INSTRUCTIONS TO FOLLOW:
Go through the entries below and pick out every line with "Seasonal".

....

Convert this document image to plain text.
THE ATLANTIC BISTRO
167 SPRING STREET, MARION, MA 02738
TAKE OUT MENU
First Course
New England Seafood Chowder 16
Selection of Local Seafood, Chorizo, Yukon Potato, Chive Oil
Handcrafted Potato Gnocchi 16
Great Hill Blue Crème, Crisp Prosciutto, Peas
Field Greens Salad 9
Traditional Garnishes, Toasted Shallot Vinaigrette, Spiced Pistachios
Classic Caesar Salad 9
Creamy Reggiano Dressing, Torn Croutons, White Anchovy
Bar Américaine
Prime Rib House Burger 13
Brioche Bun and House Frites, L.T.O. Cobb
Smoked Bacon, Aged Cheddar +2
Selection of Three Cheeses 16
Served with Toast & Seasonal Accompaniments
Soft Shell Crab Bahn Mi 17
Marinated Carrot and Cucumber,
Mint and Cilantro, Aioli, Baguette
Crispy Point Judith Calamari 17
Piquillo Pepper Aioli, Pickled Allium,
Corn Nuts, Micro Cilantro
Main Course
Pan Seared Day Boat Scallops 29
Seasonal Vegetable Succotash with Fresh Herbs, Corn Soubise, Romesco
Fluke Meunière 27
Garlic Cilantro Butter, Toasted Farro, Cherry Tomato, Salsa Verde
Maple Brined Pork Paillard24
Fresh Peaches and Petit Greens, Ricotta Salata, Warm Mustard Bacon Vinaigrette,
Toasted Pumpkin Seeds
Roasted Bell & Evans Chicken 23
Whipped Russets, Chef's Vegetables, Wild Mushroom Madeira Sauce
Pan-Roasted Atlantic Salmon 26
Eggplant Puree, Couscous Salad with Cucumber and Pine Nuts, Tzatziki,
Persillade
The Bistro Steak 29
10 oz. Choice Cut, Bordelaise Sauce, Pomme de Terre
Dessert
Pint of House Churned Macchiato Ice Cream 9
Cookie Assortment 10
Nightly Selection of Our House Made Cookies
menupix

....

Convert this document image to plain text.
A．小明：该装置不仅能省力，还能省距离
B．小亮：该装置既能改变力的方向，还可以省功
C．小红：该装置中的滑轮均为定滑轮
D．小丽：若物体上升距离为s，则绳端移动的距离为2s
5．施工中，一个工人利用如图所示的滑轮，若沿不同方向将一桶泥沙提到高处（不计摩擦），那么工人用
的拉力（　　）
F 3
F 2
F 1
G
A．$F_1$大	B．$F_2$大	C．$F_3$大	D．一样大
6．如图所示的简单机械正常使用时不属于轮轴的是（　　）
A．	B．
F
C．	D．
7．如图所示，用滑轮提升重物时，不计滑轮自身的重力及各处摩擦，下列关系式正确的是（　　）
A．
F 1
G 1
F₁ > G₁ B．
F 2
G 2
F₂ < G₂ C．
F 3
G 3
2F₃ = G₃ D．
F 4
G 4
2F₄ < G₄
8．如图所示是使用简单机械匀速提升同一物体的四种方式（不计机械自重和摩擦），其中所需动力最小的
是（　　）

....

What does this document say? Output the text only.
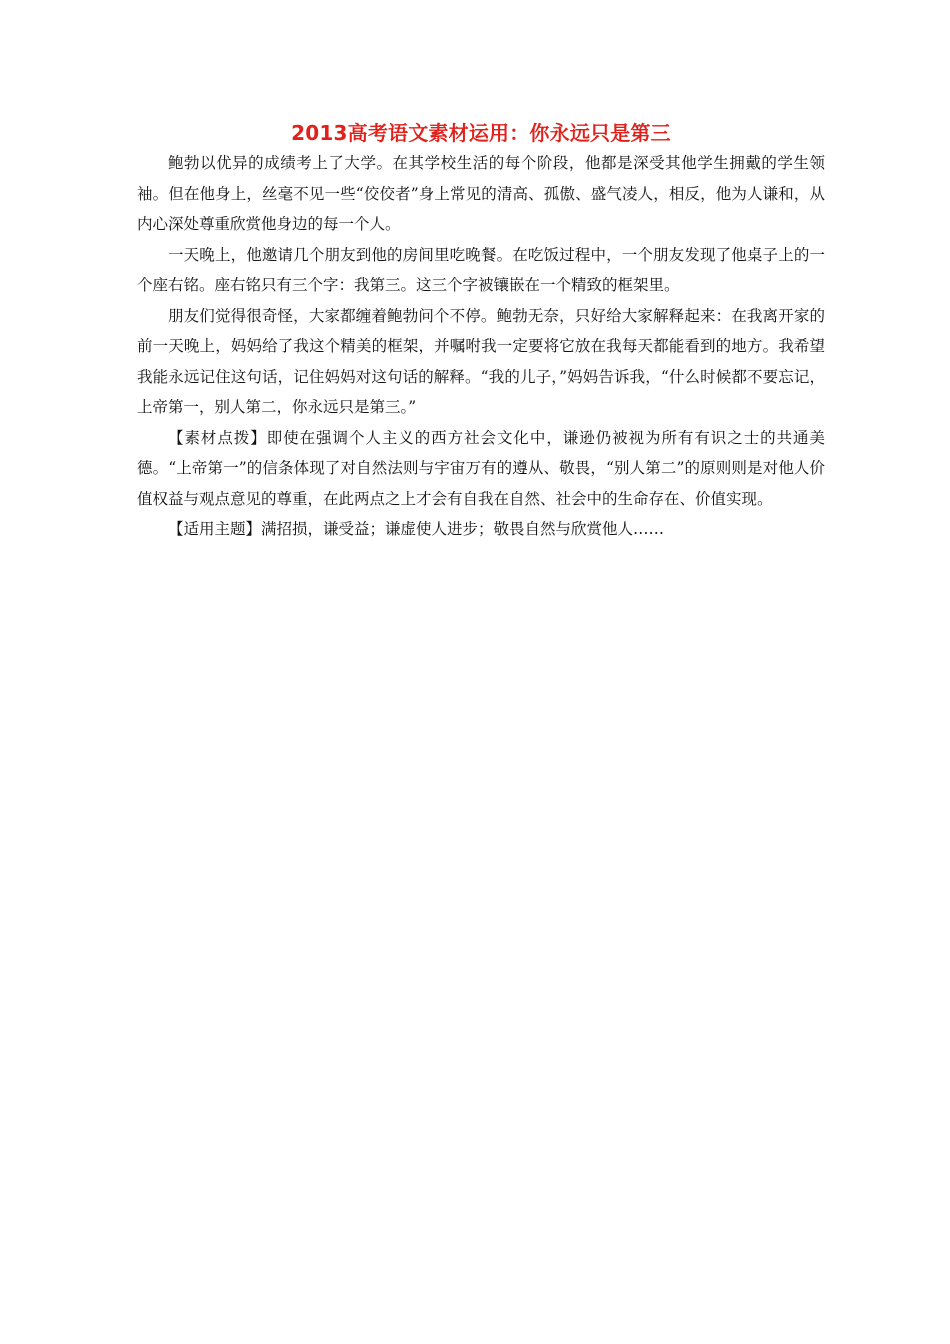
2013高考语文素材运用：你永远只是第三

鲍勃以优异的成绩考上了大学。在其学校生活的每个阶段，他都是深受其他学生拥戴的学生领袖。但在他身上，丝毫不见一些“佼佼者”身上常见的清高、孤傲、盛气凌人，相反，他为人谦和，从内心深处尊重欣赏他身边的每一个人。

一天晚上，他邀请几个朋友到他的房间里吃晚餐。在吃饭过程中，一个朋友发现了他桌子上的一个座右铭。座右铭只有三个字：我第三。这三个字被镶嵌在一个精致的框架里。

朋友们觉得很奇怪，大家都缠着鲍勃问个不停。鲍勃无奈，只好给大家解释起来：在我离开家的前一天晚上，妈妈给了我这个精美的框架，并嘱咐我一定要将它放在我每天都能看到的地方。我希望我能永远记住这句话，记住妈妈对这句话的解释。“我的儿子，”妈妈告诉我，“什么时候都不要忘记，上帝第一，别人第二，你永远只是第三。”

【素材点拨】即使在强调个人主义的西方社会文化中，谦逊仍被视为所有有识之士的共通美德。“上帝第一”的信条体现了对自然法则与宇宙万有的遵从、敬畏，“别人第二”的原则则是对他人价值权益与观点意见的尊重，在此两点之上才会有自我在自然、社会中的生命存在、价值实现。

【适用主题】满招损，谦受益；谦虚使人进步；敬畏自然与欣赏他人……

....

TASK RESULT:
Served with Toast & Seasonal Accompaniments
Seasonal Vegetable Succotash with Fresh Herbs, Corn Soubise, Romesco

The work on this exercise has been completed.